| What to produce |
Your job is to retype all of the data word for word, leaving every image out.

| Collection entries |
-.-.-

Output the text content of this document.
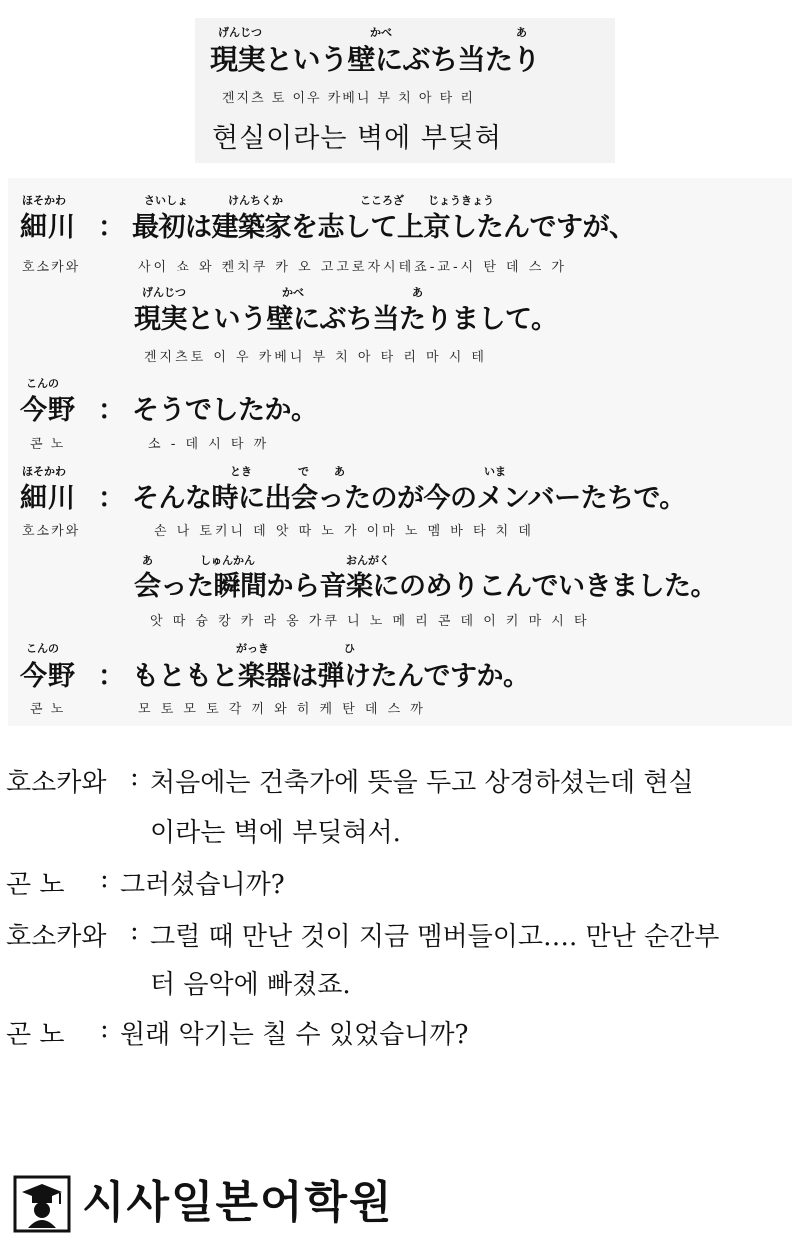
げんじつ	かべ	あ
現実という壁にぶち当たり
겐지츠 토 이우 카베니 부 치 아 타 리
현실이라는 벽에 부딪혀
ほそかわ	さいしょ	けんちくか	こころざ じょうきょう
細川 ： 最初は建築家を志して上京したんですが、
호소카와	사이 쇼 와 켄치쿠 카 오 고고로자시테죠-교-시 탄 데 스 가
げんじつ	かべ	あ
現実という壁にぶち当たりまして。
겐지츠토 이 우 카베니 부 치 아 타 리 마 시 테
こんの
今野 ： そうでしたか。
콘 노	소 - 데 시 타 까
ほそかわ	とき	で あ	いま
細川 ： そんな時に出会ったのが今のメンバーたちで。
호소카와	손 나 토키니 데 앗 따 노 가 이마 노 멤 바 타 치 데
あ	しゅんかん	おんがく
会った瞬間から音楽にのめりこんでいきました。
앗 따 슝 캉 카 라 옹 가쿠 니 노 메 리 콘 데 이 키 마 시 타
こんの	がっき	ひ
今野 ： もともと楽器は弾けたんですか。
콘 노	모 토 모 토 각 끼 와 히 케 탄 데 스 까
호소카와 : 처음에는 건축가에 뜻을 두고 상경하셨는데 현실
이라는 벽에 부딪혀서.
곤 노 : 그러셨습니까?
호소카와 : 그럴 때 만난 것이 지금 멤버들이고…. 만난 순간부
터 음악에 빠졌죠.
곤 노 : 원래 악기는 칠 수 있었습니까?
시사일본어학원
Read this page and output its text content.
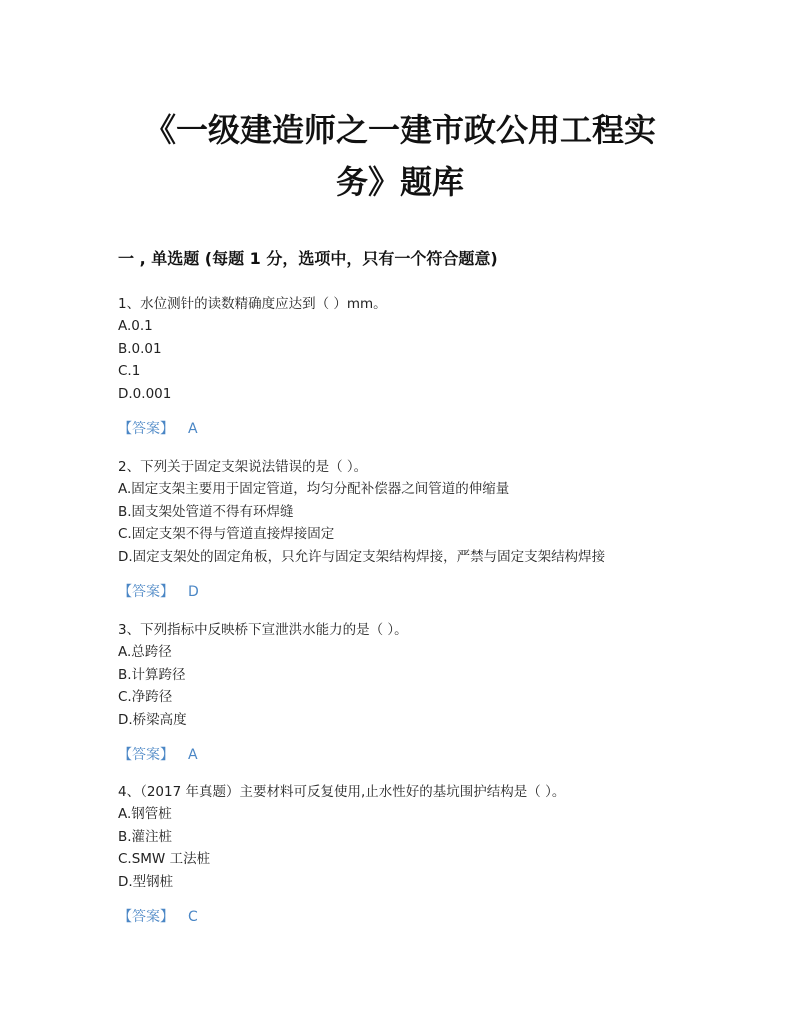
《一级建造师之一建市政公用工程实
务》题库
一 , 单选题 (每题 1 分，选项中，只有一个符合题意)
1、水位测针的读数精确度应达到（ ）mm。
A.0.1
B.0.01
C.1
D.0.001
【答案】 A
2、下列关于固定支架说法错误的是（ ）。
A.固定支架主要用于固定管道，均匀分配补偿器之间管道的伸缩量
B.固支架处管道不得有环焊缝
C.固定支架不得与管道直接焊接固定
D.固定支架处的固定角板，只允许与固定支架结构焊接，严禁与固定支架结构焊接
【答案】 D
3、下列指标中反映桥下宣泄洪水能力的是（ ）。
A.总跨径
B.计算跨径
C.净跨径
D.桥梁高度
【答案】 A
4、（2017 年真题）主要材料可反复使用,止水性好的基坑围护结构是（ ）。
A.钢管桩
B.灌注桩
C.SMW 工法桩
D.型钢桩
【答案】 C
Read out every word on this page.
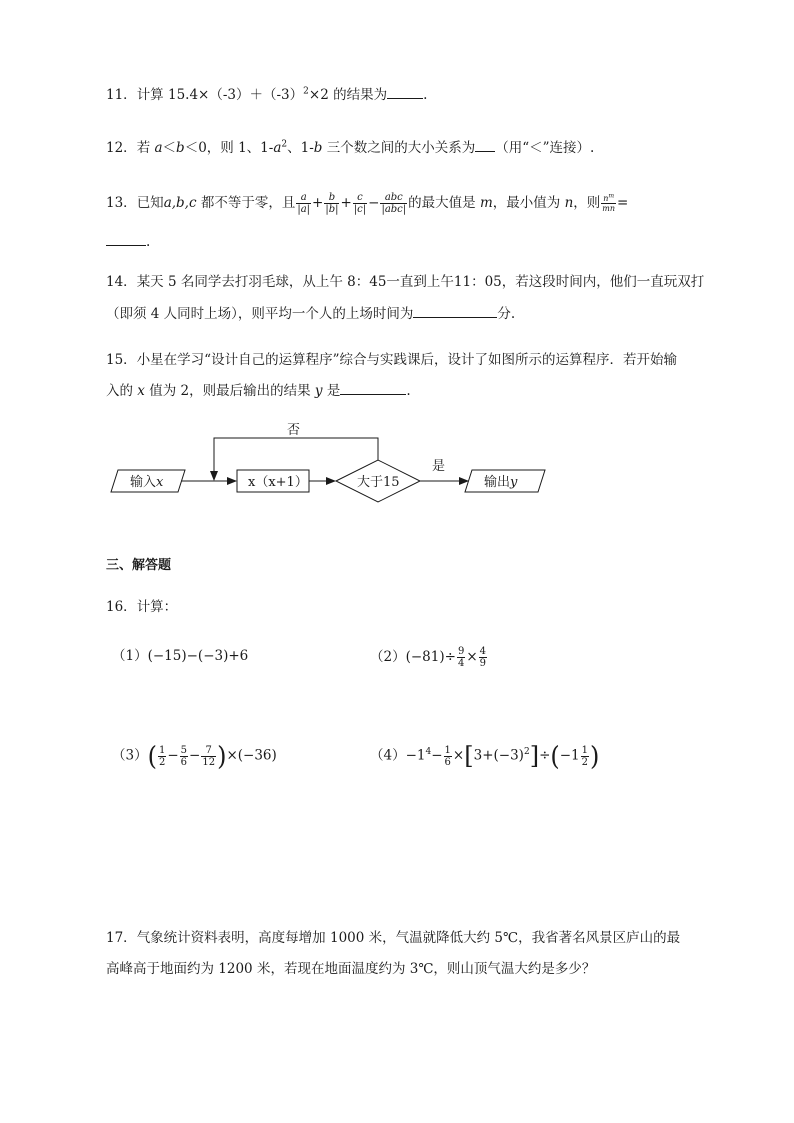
11．计算 $15.4\times(-3)+(-3)^2\times 2$ 的结果为	.
12．若 a＜b＜0，则 1、$1-a^2$、1-b 三个数之间的大小关系为 （用“＜”连接）.
13．已知a,b,c 都不等于零，且 $\frac{a}{|a|} + \frac{b}{|b|} + \frac{c}{|c|} - \frac{\text{abc}}{\text{|abc|}}$ 的最大值是 m，最小值为 n，则 $\frac{n^m}{mn}$ =
.
14．某天 5 名同学去打羽毛球，从上午 8：45一直到上午11：05，若这段时间内，他们一直玩双打
（即须 4 人同时上场），则平均一个人的上场时间为	分.
15．小星在学习“设计自己的运算程序”综合与实践课后，设计了如图所示的运算程序．若开始输
入的 x 值为 2，则最后输出的结果 y 是	.
输入x	x（x+1）	大于15
否
是
输出y
三、解答题
16．计算：
（1）(−15)−(−3)+6	$(2)(-81)\div \frac{9}{4} \times \frac{4}{9}$
$(3)( \frac{1}{2} - \frac{5}{6} - \frac{7}{12} )\times(-36)$	$(4)-1^4- \frac{1}{6} \times[3+(-3)^2]\div(-1 \frac{1}{2}$ )
17．气象统计资料表明，高度每增加 1000 米，气温就降低大约 5℃，我省著名风景区庐山的最
高峰高于地面约为 1200 米，若现在地面温度约为 3℃，则山顶气温大约是多少？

-.-.-

| Task output |
Output the text content of this document.
げんじつ	かべ	あ
現実という壁にぶち当たり
겐지츠 토 이우 카베니 부 치 아 타 리
현실이라는 벽에 부딪혀
ほそかわ	さいしょ	けんちくか	こころざ じょうきょう
細川 ： 最初は建築家を志して上京したんですが、
호소카와	사이 쇼 와 켄치쿠 카 오 고고로자시테죠-교-시 탄 데 스 가
げんじつ	かべ	あ
現実という壁にぶち当たりまして。
겐지츠토 이 우 카베니 부 치 아 타 리 마 시 테
こんの
今野 ： そうでしたか。
콘 노	소 - 데 시 타 까
ほそかわ	とき	で あ	いま
細川 ： そんな時に出会ったのが今のメンバーたちで。
호소카와	손 나 토키니 데 앗 따 노 가 이마 노 멤 바 타 치 데
あ	しゅんかん	おんがく
会った瞬間から音楽にのめりこんでいきました。
앗 따 슝 캉 카 라 옹 가쿠 니 노 메 리 콘 데 이 키 마 시 타
こんの	がっき	ひ
今野 ： もともと楽器は弾けたんですか。
콘 노	모 토 모 토 각 끼 와 히 케 탄 데 스 까
호소카와 : 처음에는 건축가에 뜻을 두고 상경하셨는데 현실
이라는 벽에 부딪혀서.
곤 노 : 그러셨습니까?
호소카와 : 그럴 때 만난 것이 지금 멤버들이고…. 만난 순간부
터 음악에 빠졌죠.
곤 노 : 원래 악기는 칠 수 있었습니까?
시사일본어학원
Read this page and output its text content.
《一级建造师之一建市政公用工程实
务》题库
一 , 单选题 (每题 1 分，选项中，只有一个符合题意)
1、水位测针的读数精确度应达到（ ）mm。
A.0.1
B.0.01
C.1
D.0.001
【答案】 A
2、下列关于固定支架说法错误的是（ ）。
A.固定支架主要用于固定管道，均匀分配补偿器之间管道的伸缩量
B.固支架处管道不得有环焊缝
C.固定支架不得与管道直接焊接固定
D.固定支架处的固定角板，只允许与固定支架结构焊接，严禁与固定支架结构焊接
【答案】 D
3、下列指标中反映桥下宣泄洪水能力的是（ ）。
A.总跨径
B.计算跨径
C.净跨径
D.桥梁高度
【答案】 A
4、（2017 年真题）主要材料可反复使用,止水性好的基坑围护结构是（ ）。
A.钢管桩
B.灌注桩
C.SMW 工法桩
D.型钢桩
【答案】 C
Read out every word on this page.
11．计算 $15.4\times(-3)+(-3)^2\times 2$ 的结果为	.
12．若 a＜b＜0，则 1、$1-a^2$、1-b 三个数之间的大小关系为 （用“＜”连接）.
13．已知a,b,c 都不等于零，且 $\frac{a}{|a|} + \frac{b}{|b|} + \frac{c}{|c|} - \frac{\text{abc}}{\text{|abc|}}$ 的最大值是 m，最小值为 n，则 $\frac{n^m}{mn}$ =
.
14．某天 5 名同学去打羽毛球，从上午 8：45一直到上午11：05，若这段时间内，他们一直玩双打
（即须 4 人同时上场），则平均一个人的上场时间为	分.
15．小星在学习“设计自己的运算程序”综合与实践课后，设计了如图所示的运算程序．若开始输
入的 x 值为 2，则最后输出的结果 y 是	.
输入x	x（x+1）	大于15
否
是
输出y
三、解答题
16．计算：
（1）(−15)−(−3)+6	$(2)(-81)\div \frac{9}{4} \times \frac{4}{9}$
$(3)( \frac{1}{2} - \frac{5}{6} - \frac{7}{12} )\times(-36)$	$(4)-1^4- \frac{1}{6} \times[3+(-3)^2]\div(-1 \frac{1}{2}$ )
17．气象统计资料表明，高度每增加 1000 米，气温就降低大约 5℃，我省著名风景区庐山的最
高峰高于地面约为 1200 米，若现在地面温度约为 3℃，则山顶气温大约是多少？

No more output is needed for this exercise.